:: EXERCISE AIM ::
Only the pictures are omitted; repeat all other data exactly.

Records about charts and figures

▼

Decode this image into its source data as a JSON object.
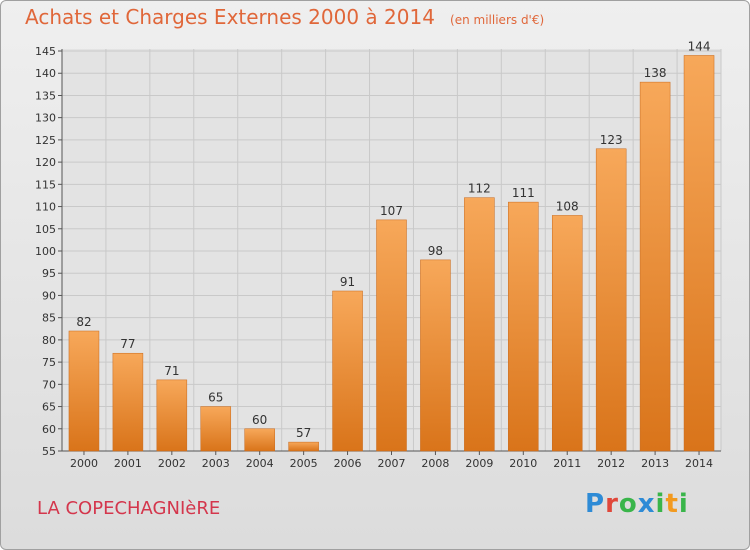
{
  "header": {
    "title": "Achats et Charges Externes 2000 à 2014",
    "subtitle": "(en milliers d'€)"
  },
  "footer": {
    "place": "LA COPECHAGNIèRE",
    "logo": {
      "p": "P",
      "r": "r",
      "o": "o",
      "x": "x",
      "i1": "i",
      "t": "t",
      "i2": "i"
    }
  },
  "colors": {
    "bar_light": "#f7a85a",
    "bar_dark": "#d9741a",
    "accent_text": "#e0673a"
  },
  "chart_data": {
    "type": "bar",
    "categories": [
      "2000",
      "2001",
      "2002",
      "2003",
      "2004",
      "2005",
      "2006",
      "2007",
      "2008",
      "2009",
      "2010",
      "2011",
      "2012",
      "2013",
      "2014"
    ],
    "values": [
      82,
      77,
      71,
      65,
      60,
      57,
      91,
      107,
      98,
      112,
      111,
      108,
      123,
      138,
      144
    ],
    "title": "Achats et Charges Externes 2000 à 2014",
    "subtitle": "(en milliers d'€)",
    "ylim": [
      55,
      145
    ],
    "yticks": [
      55,
      60,
      65,
      70,
      75,
      80,
      85,
      90,
      95,
      100,
      105,
      110,
      115,
      120,
      125,
      130,
      135,
      140,
      145
    ],
    "grid": true,
    "data_labels": true
  }
}
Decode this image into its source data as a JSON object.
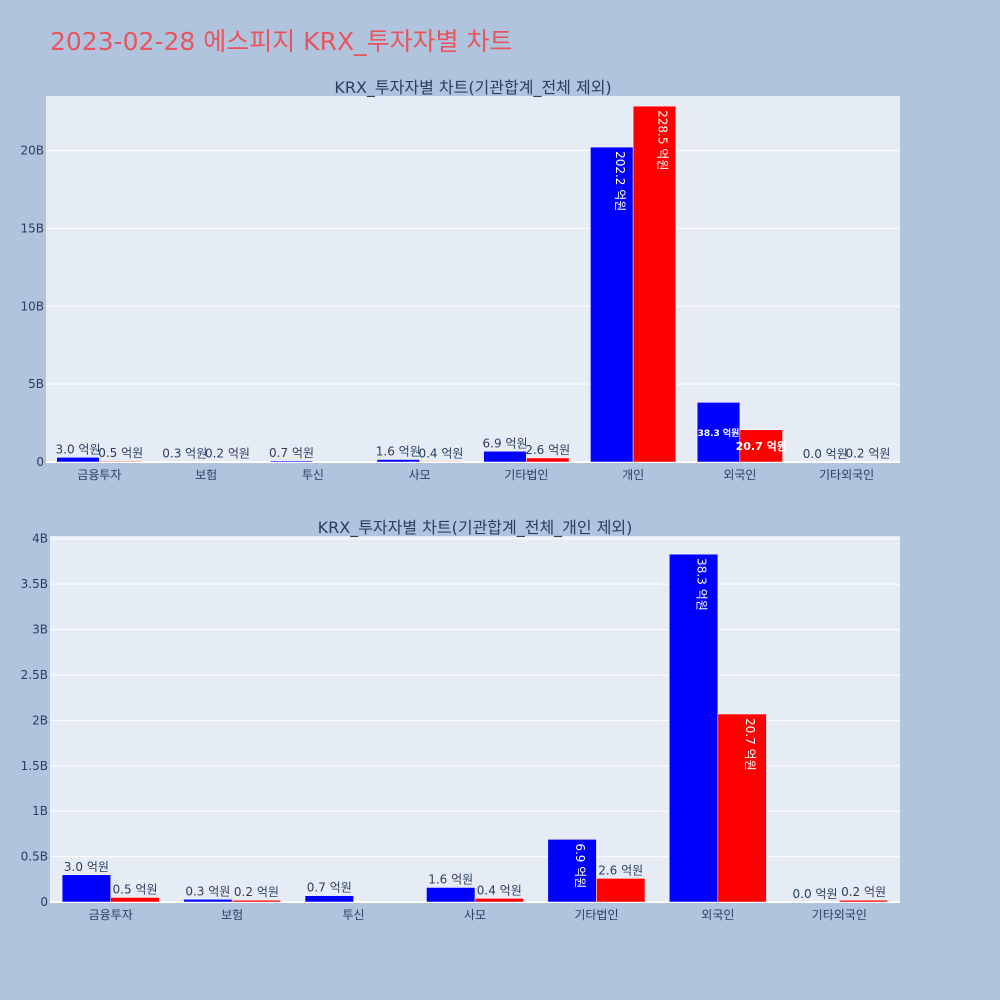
{
  "page_title": "2023-02-28 에스피지 KRX_투자자별 차트",
  "colors": {
    "buy": "#0000ff",
    "sell": "#ff0000",
    "plot_bg": "#e5ecf6",
    "paper_bg": "#b0c4de"
  },
  "chart_data": [
    {
      "type": "bar",
      "title": "KRX_투자자별 차트(기관합계_전체 제외)",
      "categories": [
        "금융투자",
        "보험",
        "투신",
        "사모",
        "기타법인",
        "개인",
        "외국인",
        "기타외국인"
      ],
      "series": [
        {
          "color": "#0000ff",
          "values": [
            300000000,
            30000000,
            70000000,
            160000000,
            690000000,
            20220000000,
            3830000000,
            0
          ],
          "labels": [
            "3.0 억원",
            "0.3 억원",
            "0.7 억원",
            "1.6 억원",
            "6.9 억원",
            "202.2 억원",
            "38.3 억원",
            "0.0 억원"
          ]
        },
        {
          "color": "#ff0000",
          "values": [
            50000000,
            20000000,
            0,
            40000000,
            260000000,
            22850000000,
            2070000000,
            20000000
          ],
          "labels": [
            "0.5 억원",
            "0.2 억원",
            "",
            "0.4 억원",
            "2.6 억원",
            "228.5 억원",
            "20.7 억원",
            "0.2 억원"
          ]
        }
      ],
      "yticks": [
        0,
        5000000000,
        10000000000,
        15000000000,
        20000000000
      ],
      "ytick_labels": [
        "0",
        "5B",
        "10B",
        "15B",
        "20B"
      ],
      "ylim": [
        0,
        23500000000
      ],
      "grid": true
    },
    {
      "type": "bar",
      "title": "KRX_투자자별 차트(기관합계_전체_개인 제외)",
      "categories": [
        "금융투자",
        "보험",
        "투신",
        "사모",
        "기타법인",
        "외국인",
        "기타외국인"
      ],
      "series": [
        {
          "color": "#0000ff",
          "values": [
            300000000,
            30000000,
            70000000,
            160000000,
            690000000,
            3830000000,
            0
          ],
          "labels": [
            "3.0 억원",
            "0.3 억원",
            "0.7 억원",
            "1.6 억원",
            "6.9 억원",
            "38.3 억원",
            "0.0 억원"
          ]
        },
        {
          "color": "#ff0000",
          "values": [
            50000000,
            20000000,
            0,
            40000000,
            260000000,
            2070000000,
            20000000
          ],
          "labels": [
            "0.5 억원",
            "0.2 억원",
            "",
            "0.4 억원",
            "2.6 억원",
            "20.7 억원",
            "0.2 억원"
          ]
        }
      ],
      "yticks": [
        0,
        500000000,
        1000000000,
        1500000000,
        2000000000,
        2500000000,
        3000000000,
        3500000000,
        4000000000
      ],
      "ytick_labels": [
        "0",
        "0.5B",
        "1B",
        "1.5B",
        "2B",
        "2.5B",
        "3B",
        "3.5B",
        "4B"
      ],
      "ylim": [
        0,
        4030000000
      ],
      "grid": true
    }
  ]
}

▲

:: RESPONSE TO THIS EXERCISE ::
Decode this image into its source data as a JSON object.
{
  "header": {
    "title": "Achats et Charges Externes 2000 à 2014",
    "subtitle": "(en milliers d'€)"
  },
  "footer": {
    "place": "LA COPECHAGNIèRE",
    "logo": {
      "p": "P",
      "r": "r",
      "o": "o",
      "x": "x",
      "i1": "i",
      "t": "t",
      "i2": "i"
    }
  },
  "colors": {
    "bar_light": "#f7a85a",
    "bar_dark": "#d9741a",
    "accent_text": "#e0673a"
  },
  "chart_data": {
    "type": "bar",
    "categories": [
      "2000",
      "2001",
      "2002",
      "2003",
      "2004",
      "2005",
      "2006",
      "2007",
      "2008",
      "2009",
      "2010",
      "2011",
      "2012",
      "2013",
      "2014"
    ],
    "values": [
      82,
      77,
      71,
      65,
      60,
      57,
      91,
      107,
      98,
      112,
      111,
      108,
      123,
      138,
      144
    ],
    "title": "Achats et Charges Externes 2000 à 2014",
    "subtitle": "(en milliers d'€)",
    "ylim": [
      55,
      145
    ],
    "yticks": [
      55,
      60,
      65,
      70,
      75,
      80,
      85,
      90,
      95,
      100,
      105,
      110,
      115,
      120,
      125,
      130,
      135,
      140,
      145
    ],
    "grid": true,
    "data_labels": true
  }
}
Decode this image into its source data as a JSON object.
{
  "page_title": "2023-02-28 에스피지 KRX_투자자별 차트",
  "colors": {
    "buy": "#0000ff",
    "sell": "#ff0000",
    "plot_bg": "#e5ecf6",
    "paper_bg": "#b0c4de"
  },
  "chart_data": [
    {
      "type": "bar",
      "title": "KRX_투자자별 차트(기관합계_전체 제외)",
      "categories": [
        "금융투자",
        "보험",
        "투신",
        "사모",
        "기타법인",
        "개인",
        "외국인",
        "기타외국인"
      ],
      "series": [
        {
          "color": "#0000ff",
          "values": [
            300000000,
            30000000,
            70000000,
            160000000,
            690000000,
            20220000000,
            3830000000,
            0
          ],
          "labels": [
            "3.0 억원",
            "0.3 억원",
            "0.7 억원",
            "1.6 억원",
            "6.9 억원",
            "202.2 억원",
            "38.3 억원",
            "0.0 억원"
          ]
        },
        {
          "color": "#ff0000",
          "values": [
            50000000,
            20000000,
            0,
            40000000,
            260000000,
            22850000000,
            2070000000,
            20000000
          ],
          "labels": [
            "0.5 억원",
            "0.2 억원",
            "",
            "0.4 억원",
            "2.6 억원",
            "228.5 억원",
            "20.7 억원",
            "0.2 억원"
          ]
        }
      ],
      "yticks": [
        0,
        5000000000,
        10000000000,
        15000000000,
        20000000000
      ],
      "ytick_labels": [
        "0",
        "5B",
        "10B",
        "15B",
        "20B"
      ],
      "ylim": [
        0,
        23500000000
      ],
      "grid": true
    },
    {
      "type": "bar",
      "title": "KRX_투자자별 차트(기관합계_전체_개인 제외)",
      "categories": [
        "금융투자",
        "보험",
        "투신",
        "사모",
        "기타법인",
        "외국인",
        "기타외국인"
      ],
      "series": [
        {
          "color": "#0000ff",
          "values": [
            300000000,
            30000000,
            70000000,
            160000000,
            690000000,
            3830000000,
            0
          ],
          "labels": [
            "3.0 억원",
            "0.3 억원",
            "0.7 억원",
            "1.6 억원",
            "6.9 억원",
            "38.3 억원",
            "0.0 억원"
          ]
        },
        {
          "color": "#ff0000",
          "values": [
            50000000,
            20000000,
            0,
            40000000,
            260000000,
            2070000000,
            20000000
          ],
          "labels": [
            "0.5 억원",
            "0.2 억원",
            "",
            "0.4 억원",
            "2.6 억원",
            "20.7 억원",
            "0.2 억원"
          ]
        }
      ],
      "yticks": [
        0,
        500000000,
        1000000000,
        1500000000,
        2000000000,
        2500000000,
        3000000000,
        3500000000,
        4000000000
      ],
      "ytick_labels": [
        "0",
        "0.5B",
        "1B",
        "1.5B",
        "2B",
        "2.5B",
        "3B",
        "3.5B",
        "4B"
      ],
      "ylim": [
        0,
        4030000000
      ],
      "grid": true
    }
  ]
}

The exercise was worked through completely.